Search the data below for the word "FICHE" and copy each line that holds it.

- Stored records
========================================================================
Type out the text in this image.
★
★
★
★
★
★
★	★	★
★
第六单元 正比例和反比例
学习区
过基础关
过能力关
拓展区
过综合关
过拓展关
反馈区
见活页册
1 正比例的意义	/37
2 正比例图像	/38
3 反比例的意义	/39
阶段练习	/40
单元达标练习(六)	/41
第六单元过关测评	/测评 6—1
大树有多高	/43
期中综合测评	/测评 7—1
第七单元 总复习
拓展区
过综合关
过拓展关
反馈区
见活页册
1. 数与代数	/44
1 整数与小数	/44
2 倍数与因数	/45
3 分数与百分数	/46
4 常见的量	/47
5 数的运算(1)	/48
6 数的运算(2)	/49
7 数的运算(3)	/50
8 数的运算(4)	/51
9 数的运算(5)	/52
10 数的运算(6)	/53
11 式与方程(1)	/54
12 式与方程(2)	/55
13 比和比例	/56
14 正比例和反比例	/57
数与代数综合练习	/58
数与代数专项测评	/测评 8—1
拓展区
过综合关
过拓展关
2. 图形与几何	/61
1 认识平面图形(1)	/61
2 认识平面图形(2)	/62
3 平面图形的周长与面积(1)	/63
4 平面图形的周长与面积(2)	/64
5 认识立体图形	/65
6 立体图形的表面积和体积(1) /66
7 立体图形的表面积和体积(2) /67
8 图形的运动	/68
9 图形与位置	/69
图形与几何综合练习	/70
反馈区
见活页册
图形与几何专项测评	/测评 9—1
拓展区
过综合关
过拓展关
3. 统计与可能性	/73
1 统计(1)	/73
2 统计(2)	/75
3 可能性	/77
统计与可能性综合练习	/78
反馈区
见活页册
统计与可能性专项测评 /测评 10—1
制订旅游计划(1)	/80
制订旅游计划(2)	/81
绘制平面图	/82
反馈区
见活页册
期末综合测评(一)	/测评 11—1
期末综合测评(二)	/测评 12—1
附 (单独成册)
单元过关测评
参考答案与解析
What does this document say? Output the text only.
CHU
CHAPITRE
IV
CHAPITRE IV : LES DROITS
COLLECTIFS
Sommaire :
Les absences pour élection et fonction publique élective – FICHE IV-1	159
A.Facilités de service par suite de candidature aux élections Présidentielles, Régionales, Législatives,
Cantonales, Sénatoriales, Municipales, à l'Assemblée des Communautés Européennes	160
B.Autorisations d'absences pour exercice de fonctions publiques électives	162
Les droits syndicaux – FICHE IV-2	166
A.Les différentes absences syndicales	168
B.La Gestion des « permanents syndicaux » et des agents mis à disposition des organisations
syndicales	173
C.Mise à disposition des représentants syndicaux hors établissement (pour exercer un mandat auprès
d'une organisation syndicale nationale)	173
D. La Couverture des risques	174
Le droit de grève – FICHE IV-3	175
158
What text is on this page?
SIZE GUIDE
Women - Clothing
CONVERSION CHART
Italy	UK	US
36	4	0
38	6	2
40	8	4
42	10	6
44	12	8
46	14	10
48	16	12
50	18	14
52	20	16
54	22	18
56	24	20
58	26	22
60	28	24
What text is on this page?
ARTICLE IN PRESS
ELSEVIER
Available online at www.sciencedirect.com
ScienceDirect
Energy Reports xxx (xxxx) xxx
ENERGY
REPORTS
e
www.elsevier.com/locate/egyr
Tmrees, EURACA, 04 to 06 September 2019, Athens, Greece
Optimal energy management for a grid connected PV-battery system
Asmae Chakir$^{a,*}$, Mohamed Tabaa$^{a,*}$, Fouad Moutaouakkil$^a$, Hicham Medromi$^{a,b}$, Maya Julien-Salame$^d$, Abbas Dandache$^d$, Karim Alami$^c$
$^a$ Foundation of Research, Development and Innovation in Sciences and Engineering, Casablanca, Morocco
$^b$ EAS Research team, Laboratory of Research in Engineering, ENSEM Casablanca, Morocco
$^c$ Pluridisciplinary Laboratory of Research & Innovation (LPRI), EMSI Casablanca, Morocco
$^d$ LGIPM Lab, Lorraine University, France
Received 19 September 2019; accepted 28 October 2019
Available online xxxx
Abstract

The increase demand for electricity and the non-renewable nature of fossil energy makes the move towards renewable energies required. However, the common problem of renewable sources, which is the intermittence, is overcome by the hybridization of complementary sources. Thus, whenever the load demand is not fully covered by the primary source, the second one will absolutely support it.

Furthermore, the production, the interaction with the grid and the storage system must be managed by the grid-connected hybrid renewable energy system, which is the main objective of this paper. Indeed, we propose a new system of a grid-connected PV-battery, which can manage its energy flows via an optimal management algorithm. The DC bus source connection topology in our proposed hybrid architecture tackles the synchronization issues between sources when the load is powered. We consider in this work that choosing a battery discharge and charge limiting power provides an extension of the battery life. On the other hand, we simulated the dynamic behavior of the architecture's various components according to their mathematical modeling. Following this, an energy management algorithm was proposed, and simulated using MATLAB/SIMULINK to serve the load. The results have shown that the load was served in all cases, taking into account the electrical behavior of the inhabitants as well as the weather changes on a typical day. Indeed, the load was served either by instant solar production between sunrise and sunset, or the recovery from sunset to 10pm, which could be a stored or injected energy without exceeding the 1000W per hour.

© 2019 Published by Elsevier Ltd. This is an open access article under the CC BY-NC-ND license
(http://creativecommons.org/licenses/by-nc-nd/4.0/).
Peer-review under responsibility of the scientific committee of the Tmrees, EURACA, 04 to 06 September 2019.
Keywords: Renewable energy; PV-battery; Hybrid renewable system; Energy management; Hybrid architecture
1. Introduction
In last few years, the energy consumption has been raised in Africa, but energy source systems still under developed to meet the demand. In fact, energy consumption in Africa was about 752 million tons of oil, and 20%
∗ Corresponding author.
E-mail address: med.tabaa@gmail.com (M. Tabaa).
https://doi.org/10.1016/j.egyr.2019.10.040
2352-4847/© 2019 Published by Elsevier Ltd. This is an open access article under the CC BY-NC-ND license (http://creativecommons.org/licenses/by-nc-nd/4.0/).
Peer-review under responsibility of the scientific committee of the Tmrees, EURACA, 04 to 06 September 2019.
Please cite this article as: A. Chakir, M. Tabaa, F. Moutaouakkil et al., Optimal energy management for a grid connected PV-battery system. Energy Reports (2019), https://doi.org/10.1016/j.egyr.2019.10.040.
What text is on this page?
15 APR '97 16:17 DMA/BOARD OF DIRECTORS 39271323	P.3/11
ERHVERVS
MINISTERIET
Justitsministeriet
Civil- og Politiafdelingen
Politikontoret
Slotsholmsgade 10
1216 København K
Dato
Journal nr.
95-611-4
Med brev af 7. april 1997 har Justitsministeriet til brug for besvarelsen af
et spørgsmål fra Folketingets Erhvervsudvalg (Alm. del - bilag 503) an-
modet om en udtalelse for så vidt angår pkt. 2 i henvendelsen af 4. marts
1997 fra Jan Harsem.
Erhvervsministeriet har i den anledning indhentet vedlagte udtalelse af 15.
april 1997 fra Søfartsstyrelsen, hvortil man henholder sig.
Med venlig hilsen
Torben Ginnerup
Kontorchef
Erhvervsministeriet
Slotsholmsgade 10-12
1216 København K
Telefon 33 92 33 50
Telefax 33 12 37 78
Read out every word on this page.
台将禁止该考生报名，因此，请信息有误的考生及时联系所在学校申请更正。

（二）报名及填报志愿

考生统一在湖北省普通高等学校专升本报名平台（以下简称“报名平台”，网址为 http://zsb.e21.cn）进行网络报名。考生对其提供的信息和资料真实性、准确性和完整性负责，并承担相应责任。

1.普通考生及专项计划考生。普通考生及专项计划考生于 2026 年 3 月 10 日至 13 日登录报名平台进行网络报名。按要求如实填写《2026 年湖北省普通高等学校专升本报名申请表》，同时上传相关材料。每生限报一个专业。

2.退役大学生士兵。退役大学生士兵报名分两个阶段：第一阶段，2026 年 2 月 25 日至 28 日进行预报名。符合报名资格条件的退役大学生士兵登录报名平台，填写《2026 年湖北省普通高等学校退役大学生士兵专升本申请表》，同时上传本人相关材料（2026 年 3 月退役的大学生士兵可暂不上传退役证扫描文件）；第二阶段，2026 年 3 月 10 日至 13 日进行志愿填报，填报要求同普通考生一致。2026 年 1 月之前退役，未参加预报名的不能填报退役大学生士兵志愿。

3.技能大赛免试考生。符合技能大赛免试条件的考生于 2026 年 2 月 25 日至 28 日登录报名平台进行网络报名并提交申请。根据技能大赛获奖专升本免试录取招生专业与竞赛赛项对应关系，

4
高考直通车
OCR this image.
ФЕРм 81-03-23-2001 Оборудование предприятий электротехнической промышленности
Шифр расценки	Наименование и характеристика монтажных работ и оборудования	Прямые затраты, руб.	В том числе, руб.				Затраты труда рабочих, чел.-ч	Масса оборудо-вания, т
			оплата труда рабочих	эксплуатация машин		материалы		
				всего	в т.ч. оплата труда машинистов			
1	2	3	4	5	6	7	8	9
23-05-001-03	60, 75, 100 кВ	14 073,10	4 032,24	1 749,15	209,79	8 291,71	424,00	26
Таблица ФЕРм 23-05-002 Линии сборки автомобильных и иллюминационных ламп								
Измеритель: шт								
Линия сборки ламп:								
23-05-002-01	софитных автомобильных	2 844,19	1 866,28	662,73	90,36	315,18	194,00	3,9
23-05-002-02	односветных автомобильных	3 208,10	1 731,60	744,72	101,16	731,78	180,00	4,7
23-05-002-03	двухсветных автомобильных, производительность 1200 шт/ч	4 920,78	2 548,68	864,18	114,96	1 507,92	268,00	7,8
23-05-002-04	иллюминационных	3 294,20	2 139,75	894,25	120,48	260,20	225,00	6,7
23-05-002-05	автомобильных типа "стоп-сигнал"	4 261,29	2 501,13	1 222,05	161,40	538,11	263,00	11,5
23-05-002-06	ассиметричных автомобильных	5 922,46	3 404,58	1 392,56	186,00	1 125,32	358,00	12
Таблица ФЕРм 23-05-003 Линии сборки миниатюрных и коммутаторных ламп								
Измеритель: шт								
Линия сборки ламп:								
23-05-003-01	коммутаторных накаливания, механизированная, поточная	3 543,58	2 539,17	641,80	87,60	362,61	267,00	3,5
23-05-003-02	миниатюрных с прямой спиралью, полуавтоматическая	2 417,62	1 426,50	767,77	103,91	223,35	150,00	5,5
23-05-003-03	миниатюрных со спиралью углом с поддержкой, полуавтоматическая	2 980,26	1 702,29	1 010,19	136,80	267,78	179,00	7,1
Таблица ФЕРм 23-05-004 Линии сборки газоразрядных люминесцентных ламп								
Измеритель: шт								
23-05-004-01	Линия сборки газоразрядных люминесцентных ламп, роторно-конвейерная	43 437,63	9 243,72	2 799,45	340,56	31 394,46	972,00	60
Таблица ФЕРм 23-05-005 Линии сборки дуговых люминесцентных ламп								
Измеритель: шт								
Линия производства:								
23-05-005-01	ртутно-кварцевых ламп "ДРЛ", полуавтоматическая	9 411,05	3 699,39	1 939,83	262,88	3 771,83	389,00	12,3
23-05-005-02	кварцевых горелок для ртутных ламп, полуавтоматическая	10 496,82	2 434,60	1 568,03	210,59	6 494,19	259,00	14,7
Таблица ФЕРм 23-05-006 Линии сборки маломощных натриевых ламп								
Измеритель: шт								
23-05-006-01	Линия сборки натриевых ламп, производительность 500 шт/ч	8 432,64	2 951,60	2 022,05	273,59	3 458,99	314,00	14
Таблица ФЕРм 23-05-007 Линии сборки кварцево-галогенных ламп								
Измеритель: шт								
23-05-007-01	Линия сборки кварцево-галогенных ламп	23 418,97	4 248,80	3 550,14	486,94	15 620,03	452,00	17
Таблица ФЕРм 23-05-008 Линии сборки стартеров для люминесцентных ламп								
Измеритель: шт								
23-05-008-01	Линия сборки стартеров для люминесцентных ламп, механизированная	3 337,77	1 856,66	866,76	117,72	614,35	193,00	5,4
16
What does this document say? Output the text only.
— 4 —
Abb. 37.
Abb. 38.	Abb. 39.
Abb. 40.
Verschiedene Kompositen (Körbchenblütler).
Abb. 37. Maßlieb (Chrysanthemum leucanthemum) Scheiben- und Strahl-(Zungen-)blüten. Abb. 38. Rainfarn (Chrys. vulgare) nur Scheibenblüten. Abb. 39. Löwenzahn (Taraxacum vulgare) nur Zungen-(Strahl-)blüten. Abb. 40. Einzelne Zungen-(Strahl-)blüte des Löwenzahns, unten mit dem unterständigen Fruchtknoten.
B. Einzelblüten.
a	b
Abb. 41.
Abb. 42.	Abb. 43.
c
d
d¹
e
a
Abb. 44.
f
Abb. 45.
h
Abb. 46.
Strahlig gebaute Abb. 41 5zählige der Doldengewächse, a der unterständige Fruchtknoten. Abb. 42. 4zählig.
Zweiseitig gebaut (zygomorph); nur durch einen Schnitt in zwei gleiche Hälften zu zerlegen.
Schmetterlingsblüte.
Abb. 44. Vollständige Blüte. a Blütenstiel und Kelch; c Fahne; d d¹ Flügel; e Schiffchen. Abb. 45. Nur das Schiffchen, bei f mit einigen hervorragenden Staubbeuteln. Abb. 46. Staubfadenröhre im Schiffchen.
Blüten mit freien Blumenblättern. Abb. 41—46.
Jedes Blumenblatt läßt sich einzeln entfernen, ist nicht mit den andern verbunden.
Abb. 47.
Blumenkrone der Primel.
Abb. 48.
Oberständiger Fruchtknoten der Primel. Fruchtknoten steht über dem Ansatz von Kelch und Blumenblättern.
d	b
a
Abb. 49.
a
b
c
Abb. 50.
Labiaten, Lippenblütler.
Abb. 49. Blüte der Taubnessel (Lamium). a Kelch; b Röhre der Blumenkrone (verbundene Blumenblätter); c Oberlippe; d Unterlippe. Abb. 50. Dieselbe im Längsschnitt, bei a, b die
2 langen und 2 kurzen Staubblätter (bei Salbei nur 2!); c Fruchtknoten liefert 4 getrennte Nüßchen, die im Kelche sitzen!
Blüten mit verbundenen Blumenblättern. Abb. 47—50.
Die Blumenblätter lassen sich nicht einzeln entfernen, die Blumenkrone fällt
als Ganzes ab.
========================================================================
- Output of the task
Les absences pour élection et fonction publique élective – FICHE IV-1	159
Les droits syndicaux – FICHE IV-2	166
Le droit de grève – FICHE IV-3	175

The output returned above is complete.